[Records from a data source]
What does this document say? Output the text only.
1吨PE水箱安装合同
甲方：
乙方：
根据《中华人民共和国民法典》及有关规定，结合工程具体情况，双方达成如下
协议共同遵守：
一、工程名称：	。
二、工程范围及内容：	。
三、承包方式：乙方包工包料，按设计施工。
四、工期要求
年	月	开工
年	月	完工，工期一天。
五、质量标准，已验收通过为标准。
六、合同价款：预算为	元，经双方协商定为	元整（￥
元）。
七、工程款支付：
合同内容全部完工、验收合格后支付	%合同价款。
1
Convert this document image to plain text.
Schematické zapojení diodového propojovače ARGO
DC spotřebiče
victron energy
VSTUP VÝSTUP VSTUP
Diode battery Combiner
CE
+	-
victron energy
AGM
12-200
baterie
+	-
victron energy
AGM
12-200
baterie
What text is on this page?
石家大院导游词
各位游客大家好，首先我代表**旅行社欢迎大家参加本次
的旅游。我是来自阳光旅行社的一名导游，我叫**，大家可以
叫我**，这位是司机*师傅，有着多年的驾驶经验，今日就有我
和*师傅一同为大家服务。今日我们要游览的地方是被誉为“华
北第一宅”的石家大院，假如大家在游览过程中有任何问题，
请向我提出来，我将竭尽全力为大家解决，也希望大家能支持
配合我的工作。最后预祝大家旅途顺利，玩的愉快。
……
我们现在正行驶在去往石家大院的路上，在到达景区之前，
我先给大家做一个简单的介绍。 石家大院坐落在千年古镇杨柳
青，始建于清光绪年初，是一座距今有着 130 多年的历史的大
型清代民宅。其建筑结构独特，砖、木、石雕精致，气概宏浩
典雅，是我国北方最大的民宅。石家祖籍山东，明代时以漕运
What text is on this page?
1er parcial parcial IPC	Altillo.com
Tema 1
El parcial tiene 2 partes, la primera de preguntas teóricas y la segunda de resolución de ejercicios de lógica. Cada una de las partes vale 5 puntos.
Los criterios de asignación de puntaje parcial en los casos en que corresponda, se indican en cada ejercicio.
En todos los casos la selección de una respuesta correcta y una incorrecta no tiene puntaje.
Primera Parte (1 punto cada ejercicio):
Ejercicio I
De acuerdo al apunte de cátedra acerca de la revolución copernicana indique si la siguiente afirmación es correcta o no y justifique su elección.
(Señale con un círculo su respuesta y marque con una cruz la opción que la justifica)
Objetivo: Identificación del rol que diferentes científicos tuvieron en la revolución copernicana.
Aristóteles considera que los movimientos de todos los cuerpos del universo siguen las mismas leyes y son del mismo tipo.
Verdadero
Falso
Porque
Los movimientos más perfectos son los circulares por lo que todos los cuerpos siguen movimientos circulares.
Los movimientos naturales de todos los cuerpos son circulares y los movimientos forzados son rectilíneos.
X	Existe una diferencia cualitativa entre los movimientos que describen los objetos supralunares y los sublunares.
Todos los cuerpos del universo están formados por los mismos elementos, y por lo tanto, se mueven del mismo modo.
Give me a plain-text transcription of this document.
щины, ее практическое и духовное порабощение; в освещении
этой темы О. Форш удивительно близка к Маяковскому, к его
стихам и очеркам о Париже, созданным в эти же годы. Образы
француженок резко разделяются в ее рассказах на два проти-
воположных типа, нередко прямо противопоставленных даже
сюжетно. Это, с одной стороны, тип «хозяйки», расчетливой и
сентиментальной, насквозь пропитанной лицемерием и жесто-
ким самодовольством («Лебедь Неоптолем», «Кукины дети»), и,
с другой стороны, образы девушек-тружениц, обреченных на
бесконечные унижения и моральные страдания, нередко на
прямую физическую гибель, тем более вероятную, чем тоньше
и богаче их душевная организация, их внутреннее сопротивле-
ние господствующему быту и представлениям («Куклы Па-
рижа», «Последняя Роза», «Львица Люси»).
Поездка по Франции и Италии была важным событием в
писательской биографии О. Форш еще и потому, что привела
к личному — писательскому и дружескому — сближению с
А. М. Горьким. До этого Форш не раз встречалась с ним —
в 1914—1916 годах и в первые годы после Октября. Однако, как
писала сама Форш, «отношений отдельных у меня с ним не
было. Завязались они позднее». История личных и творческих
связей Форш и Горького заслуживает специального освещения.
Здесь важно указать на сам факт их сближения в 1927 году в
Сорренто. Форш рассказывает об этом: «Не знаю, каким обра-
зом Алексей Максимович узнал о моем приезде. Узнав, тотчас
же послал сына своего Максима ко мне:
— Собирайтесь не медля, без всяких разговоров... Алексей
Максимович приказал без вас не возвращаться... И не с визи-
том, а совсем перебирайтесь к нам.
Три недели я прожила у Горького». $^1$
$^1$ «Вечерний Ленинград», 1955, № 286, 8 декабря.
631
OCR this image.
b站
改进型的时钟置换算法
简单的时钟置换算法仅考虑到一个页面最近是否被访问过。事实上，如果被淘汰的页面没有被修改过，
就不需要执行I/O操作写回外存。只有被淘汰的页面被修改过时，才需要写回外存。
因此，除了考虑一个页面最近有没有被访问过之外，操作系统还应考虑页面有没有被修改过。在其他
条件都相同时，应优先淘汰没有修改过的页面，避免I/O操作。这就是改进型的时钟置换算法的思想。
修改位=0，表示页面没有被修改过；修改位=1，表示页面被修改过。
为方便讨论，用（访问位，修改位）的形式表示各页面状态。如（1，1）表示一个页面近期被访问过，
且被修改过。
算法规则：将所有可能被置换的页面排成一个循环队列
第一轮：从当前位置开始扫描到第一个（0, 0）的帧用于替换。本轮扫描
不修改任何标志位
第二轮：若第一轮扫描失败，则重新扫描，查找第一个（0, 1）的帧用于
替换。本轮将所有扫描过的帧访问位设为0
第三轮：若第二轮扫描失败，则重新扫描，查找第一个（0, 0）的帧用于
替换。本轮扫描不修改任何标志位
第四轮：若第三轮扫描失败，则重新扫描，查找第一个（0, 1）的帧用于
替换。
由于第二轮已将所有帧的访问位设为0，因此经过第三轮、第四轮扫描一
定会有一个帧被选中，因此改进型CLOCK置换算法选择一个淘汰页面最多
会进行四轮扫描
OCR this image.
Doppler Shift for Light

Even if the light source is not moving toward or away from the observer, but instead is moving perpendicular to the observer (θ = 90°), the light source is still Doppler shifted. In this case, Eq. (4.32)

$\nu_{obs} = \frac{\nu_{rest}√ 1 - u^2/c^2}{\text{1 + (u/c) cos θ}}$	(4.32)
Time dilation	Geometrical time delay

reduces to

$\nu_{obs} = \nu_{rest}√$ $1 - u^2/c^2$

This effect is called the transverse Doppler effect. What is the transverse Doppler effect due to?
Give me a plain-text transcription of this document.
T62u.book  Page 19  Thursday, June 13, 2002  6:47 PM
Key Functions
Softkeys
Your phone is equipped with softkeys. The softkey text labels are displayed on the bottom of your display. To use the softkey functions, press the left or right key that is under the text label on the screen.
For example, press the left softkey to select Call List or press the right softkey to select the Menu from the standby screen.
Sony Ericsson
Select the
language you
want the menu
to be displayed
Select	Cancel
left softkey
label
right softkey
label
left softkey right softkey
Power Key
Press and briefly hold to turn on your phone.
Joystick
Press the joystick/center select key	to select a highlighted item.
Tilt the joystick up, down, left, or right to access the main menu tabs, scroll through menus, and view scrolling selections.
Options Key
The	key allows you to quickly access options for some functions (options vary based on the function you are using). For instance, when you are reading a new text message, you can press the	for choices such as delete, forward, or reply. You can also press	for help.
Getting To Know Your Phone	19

- _WHAT NEEDS TO BE DONE_:
Only lines with the string "screen" belong in your answer; copy each one.

- _EXERCISE RESULT_:
Your phone is equipped with softkeys. The softkey text labels are displayed on the bottom of your display. To use the softkey functions, press the left or right key that is under the text label on the screen.
For example, press the left softkey to select Call List or press the right softkey to select the Menu from the standby screen.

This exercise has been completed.